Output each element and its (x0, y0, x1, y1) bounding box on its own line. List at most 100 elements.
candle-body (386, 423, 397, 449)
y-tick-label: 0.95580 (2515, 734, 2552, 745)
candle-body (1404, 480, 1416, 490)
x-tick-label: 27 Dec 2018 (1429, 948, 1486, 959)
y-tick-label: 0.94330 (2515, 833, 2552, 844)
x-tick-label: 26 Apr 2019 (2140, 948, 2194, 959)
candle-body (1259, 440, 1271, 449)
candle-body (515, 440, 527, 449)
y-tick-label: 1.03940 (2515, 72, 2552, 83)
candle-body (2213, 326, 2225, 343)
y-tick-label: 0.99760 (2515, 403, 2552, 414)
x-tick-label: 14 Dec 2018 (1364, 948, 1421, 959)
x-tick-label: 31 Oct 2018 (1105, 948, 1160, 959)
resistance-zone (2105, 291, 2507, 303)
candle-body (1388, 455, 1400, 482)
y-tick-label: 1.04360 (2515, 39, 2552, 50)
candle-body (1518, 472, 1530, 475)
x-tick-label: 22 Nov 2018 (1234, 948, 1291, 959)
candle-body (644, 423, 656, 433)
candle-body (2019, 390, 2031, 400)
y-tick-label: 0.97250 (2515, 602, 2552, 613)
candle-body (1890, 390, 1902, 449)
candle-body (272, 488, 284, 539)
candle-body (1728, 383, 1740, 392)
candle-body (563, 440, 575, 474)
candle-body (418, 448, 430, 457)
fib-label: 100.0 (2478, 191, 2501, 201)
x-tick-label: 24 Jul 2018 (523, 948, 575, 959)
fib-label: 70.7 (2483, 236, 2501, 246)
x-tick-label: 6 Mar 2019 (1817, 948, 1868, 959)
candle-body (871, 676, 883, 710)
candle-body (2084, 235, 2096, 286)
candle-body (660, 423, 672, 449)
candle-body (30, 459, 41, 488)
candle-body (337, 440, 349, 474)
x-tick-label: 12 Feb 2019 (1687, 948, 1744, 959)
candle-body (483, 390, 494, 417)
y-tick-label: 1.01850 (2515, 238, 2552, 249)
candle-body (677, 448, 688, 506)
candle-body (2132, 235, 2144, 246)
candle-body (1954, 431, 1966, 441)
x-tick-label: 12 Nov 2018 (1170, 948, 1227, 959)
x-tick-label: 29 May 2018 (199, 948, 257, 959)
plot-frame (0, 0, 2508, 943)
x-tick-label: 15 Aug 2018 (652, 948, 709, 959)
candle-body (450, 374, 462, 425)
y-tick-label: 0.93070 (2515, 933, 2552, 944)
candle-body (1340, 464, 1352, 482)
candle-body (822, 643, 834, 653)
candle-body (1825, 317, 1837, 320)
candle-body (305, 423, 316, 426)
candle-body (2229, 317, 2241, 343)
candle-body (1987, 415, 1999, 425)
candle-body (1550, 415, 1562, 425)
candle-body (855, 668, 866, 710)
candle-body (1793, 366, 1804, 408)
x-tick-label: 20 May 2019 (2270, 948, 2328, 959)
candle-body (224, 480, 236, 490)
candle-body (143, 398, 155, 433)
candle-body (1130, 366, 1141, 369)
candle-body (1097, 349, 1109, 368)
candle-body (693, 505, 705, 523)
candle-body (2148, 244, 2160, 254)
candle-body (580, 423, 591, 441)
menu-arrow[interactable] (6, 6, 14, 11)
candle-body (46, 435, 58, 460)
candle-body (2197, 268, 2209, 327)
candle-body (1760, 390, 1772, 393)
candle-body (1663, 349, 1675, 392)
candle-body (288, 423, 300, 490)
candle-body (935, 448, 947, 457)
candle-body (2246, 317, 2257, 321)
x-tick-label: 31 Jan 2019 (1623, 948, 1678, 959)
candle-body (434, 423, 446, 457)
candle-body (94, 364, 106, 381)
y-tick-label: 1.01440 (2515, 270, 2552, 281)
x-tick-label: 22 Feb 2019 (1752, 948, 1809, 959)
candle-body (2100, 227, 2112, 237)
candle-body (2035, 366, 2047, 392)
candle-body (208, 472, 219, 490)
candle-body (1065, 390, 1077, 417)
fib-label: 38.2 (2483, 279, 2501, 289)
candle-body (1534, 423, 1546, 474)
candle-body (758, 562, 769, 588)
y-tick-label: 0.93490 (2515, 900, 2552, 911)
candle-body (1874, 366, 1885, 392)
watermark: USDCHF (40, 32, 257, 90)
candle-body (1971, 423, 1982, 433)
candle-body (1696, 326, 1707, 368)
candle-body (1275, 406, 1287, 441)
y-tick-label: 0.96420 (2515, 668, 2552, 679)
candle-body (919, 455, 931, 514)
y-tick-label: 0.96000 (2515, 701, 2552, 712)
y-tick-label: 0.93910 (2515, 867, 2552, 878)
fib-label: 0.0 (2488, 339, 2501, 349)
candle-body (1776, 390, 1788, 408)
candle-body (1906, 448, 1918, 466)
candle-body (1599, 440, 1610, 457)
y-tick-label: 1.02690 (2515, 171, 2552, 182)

| WHAT YOU NEED TO DO |
Copy the lines exactly, from the first one up to and including the line that contains "y-tick-label: 0.99760 (2515, 403, 2552, 414)".

| WRITTEN ANSWER |
Output each element and its (x0, y0, x1, y1) bounding box on its own line. List at most 100 elements.
candle-body (386, 423, 397, 449)
y-tick-label: 0.95580 (2515, 734, 2552, 745)
candle-body (1404, 480, 1416, 490)
x-tick-label: 27 Dec 2018 (1429, 948, 1486, 959)
y-tick-label: 0.94330 (2515, 833, 2552, 844)
x-tick-label: 26 Apr 2019 (2140, 948, 2194, 959)
candle-body (1259, 440, 1271, 449)
candle-body (515, 440, 527, 449)
y-tick-label: 1.03940 (2515, 72, 2552, 83)
candle-body (2213, 326, 2225, 343)
y-tick-label: 0.99760 (2515, 403, 2552, 414)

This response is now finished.